Can you transcribe every line exactly and leave the pictures behind?
**** Data for this exercise
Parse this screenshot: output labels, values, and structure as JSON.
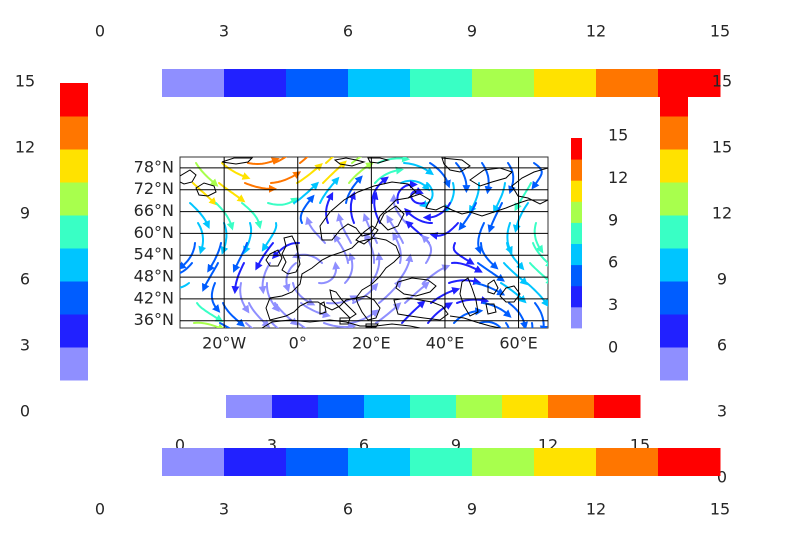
{
  "chart_data": {
    "type": "other",
    "description_free": true,
    "map": {
      "lon_range": [
        -32,
        68
      ],
      "lat_range": [
        34,
        81
      ],
      "xtick_labels": [
        "20°W",
        "0°",
        "20°E",
        "40°E",
        "60°E"
      ],
      "xtick_values": [
        -20,
        0,
        20,
        40,
        60
      ],
      "ytick_labels": [
        "36°N",
        "42°N",
        "48°N",
        "54°N",
        "60°N",
        "66°N",
        "72°N",
        "78°N"
      ],
      "ytick_values": [
        36,
        42,
        48,
        54,
        60,
        66,
        72,
        78
      ],
      "grid": true
    },
    "colorbar": {
      "levels": [
        0,
        1.5,
        3,
        4.5,
        6,
        7.5,
        9,
        10.5,
        12,
        13.5,
        15
      ],
      "colors": [
        "#8f8fff",
        "#2121ff",
        "#005dff",
        "#00c5ff",
        "#39ffc5",
        "#a8ff4d",
        "#ffe200",
        "#ff7600",
        "#ff0000",
        "#ff0000"
      ],
      "inner_ticks": [
        "0",
        "3",
        "6",
        "9",
        "12",
        "15"
      ],
      "top_ticks": [
        "0",
        "3",
        "6",
        "9",
        "12",
        "15"
      ],
      "left_ticks": [
        "15",
        "12",
        "9",
        "6",
        "3",
        "0"
      ],
      "right_ticks": [
        "15",
        "12",
        "9",
        "6",
        "3",
        "0"
      ],
      "bottom_ticks": [
        "0",
        "3",
        "6",
        "9",
        "12",
        "15"
      ],
      "mid_ticks": [
        "0",
        "3",
        "6",
        "9",
        "12",
        "15"
      ]
    }
  }
}
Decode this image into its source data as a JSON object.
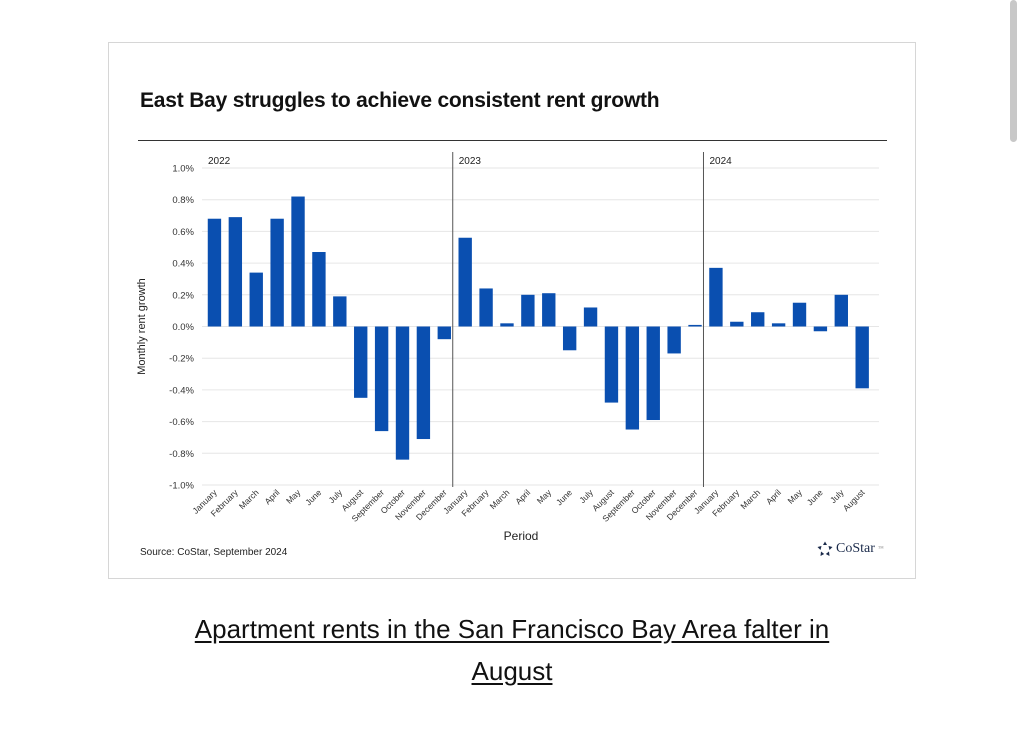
{
  "caption": {
    "line1": "Apartment rents in the San Francisco Bay Area falter in",
    "line2": "August"
  },
  "source": "Source: CoStar, September 2024",
  "logo": {
    "icon": "costar-star-icon",
    "text": "CoStar",
    "mark": "™"
  },
  "colors": {
    "bar": "#0a4fb0",
    "grid": "#e6e6e6",
    "divider": "#555555"
  },
  "chart_data": {
    "type": "bar",
    "title": "East Bay struggles to achieve consistent rent growth",
    "xlabel": "Period",
    "ylabel": "Monthly rent growth",
    "ylim": [
      -1.0,
      1.0
    ],
    "yticks": [
      "1.0%",
      "0.8%",
      "0.6%",
      "0.4%",
      "0.2%",
      "0.0%",
      "-0.2%",
      "-0.4%",
      "-0.6%",
      "-0.8%",
      "-1.0%"
    ],
    "ytick_values": [
      1.0,
      0.8,
      0.6,
      0.4,
      0.2,
      0.0,
      -0.2,
      -0.4,
      -0.6,
      -0.8,
      -1.0
    ],
    "grid": true,
    "unit": "%",
    "groups": [
      {
        "year": "2022",
        "categories": [
          "January",
          "February",
          "March",
          "April",
          "May",
          "June",
          "July",
          "August",
          "September",
          "October",
          "November",
          "December"
        ],
        "values": [
          0.68,
          0.69,
          0.34,
          0.68,
          0.82,
          0.47,
          0.19,
          -0.45,
          -0.66,
          -0.84,
          -0.71,
          -0.08
        ]
      },
      {
        "year": "2023",
        "categories": [
          "January",
          "February",
          "March",
          "April",
          "May",
          "June",
          "July",
          "August",
          "September",
          "October",
          "November",
          "December"
        ],
        "values": [
          0.56,
          0.24,
          0.02,
          0.2,
          0.21,
          -0.15,
          0.12,
          -0.48,
          -0.65,
          -0.59,
          -0.17,
          0.01
        ]
      },
      {
        "year": "2024",
        "categories": [
          "January",
          "February",
          "March",
          "April",
          "May",
          "June",
          "July",
          "August"
        ],
        "values": [
          0.37,
          0.03,
          0.09,
          0.02,
          0.15,
          -0.03,
          0.2,
          -0.39
        ]
      }
    ]
  }
}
********
* **Expected answer**
Parse this screenshot: output labels, values, and structure as JSON.
{
  "chart_data": {
    "type": "other",
    "description_free": true,
    "map": {
      "lon_range": [
        -32,
        68
      ],
      "lat_range": [
        34,
        81
      ],
      "xtick_labels": [
        "20°W",
        "0°",
        "20°E",
        "40°E",
        "60°E"
      ],
      "xtick_values": [
        -20,
        0,
        20,
        40,
        60
      ],
      "ytick_labels": [
        "36°N",
        "42°N",
        "48°N",
        "54°N",
        "60°N",
        "66°N",
        "72°N",
        "78°N"
      ],
      "ytick_values": [
        36,
        42,
        48,
        54,
        60,
        66,
        72,
        78
      ],
      "grid": true
    },
    "colorbar": {
      "levels": [
        0,
        1.5,
        3,
        4.5,
        6,
        7.5,
        9,
        10.5,
        12,
        13.5,
        15
      ],
      "colors": [
        "#8f8fff",
        "#2121ff",
        "#005dff",
        "#00c5ff",
        "#39ffc5",
        "#a8ff4d",
        "#ffe200",
        "#ff7600",
        "#ff0000",
        "#ff0000"
      ],
      "inner_ticks": [
        "0",
        "3",
        "6",
        "9",
        "12",
        "15"
      ],
      "top_ticks": [
        "0",
        "3",
        "6",
        "9",
        "12",
        "15"
      ],
      "left_ticks": [
        "15",
        "12",
        "9",
        "6",
        "3",
        "0"
      ],
      "right_ticks": [
        "15",
        "12",
        "9",
        "6",
        "3",
        "0"
      ],
      "bottom_ticks": [
        "0",
        "3",
        "6",
        "9",
        "12",
        "15"
      ],
      "mid_ticks": [
        "0",
        "3",
        "6",
        "9",
        "12",
        "15"
      ]
    }
  }
}
Decode this image into its source data as a JSON object.
{
  "caption": {
    "line1": "Apartment rents in the San Francisco Bay Area falter in",
    "line2": "August"
  },
  "source": "Source: CoStar, September 2024",
  "logo": {
    "icon": "costar-star-icon",
    "text": "CoStar",
    "mark": "™"
  },
  "colors": {
    "bar": "#0a4fb0",
    "grid": "#e6e6e6",
    "divider": "#555555"
  },
  "chart_data": {
    "type": "bar",
    "title": "East Bay struggles to achieve consistent rent growth",
    "xlabel": "Period",
    "ylabel": "Monthly rent growth",
    "ylim": [
      -1.0,
      1.0
    ],
    "yticks": [
      "1.0%",
      "0.8%",
      "0.6%",
      "0.4%",
      "0.2%",
      "0.0%",
      "-0.2%",
      "-0.4%",
      "-0.6%",
      "-0.8%",
      "-1.0%"
    ],
    "ytick_values": [
      1.0,
      0.8,
      0.6,
      0.4,
      0.2,
      0.0,
      -0.2,
      -0.4,
      -0.6,
      -0.8,
      -1.0
    ],
    "grid": true,
    "unit": "%",
    "groups": [
      {
        "year": "2022",
        "categories": [
          "January",
          "February",
          "March",
          "April",
          "May",
          "June",
          "July",
          "August",
          "September",
          "October",
          "November",
          "December"
        ],
        "values": [
          0.68,
          0.69,
          0.34,
          0.68,
          0.82,
          0.47,
          0.19,
          -0.45,
          -0.66,
          -0.84,
          -0.71,
          -0.08
        ]
      },
      {
        "year": "2023",
        "categories": [
          "January",
          "February",
          "March",
          "April",
          "May",
          "June",
          "July",
          "August",
          "September",
          "October",
          "November",
          "December"
        ],
        "values": [
          0.56,
          0.24,
          0.02,
          0.2,
          0.21,
          -0.15,
          0.12,
          -0.48,
          -0.65,
          -0.59,
          -0.17,
          0.01
        ]
      },
      {
        "year": "2024",
        "categories": [
          "January",
          "February",
          "March",
          "April",
          "May",
          "June",
          "July",
          "August"
        ],
        "values": [
          0.37,
          0.03,
          0.09,
          0.02,
          0.15,
          -0.03,
          0.2,
          -0.39
        ]
      }
    ]
  }
}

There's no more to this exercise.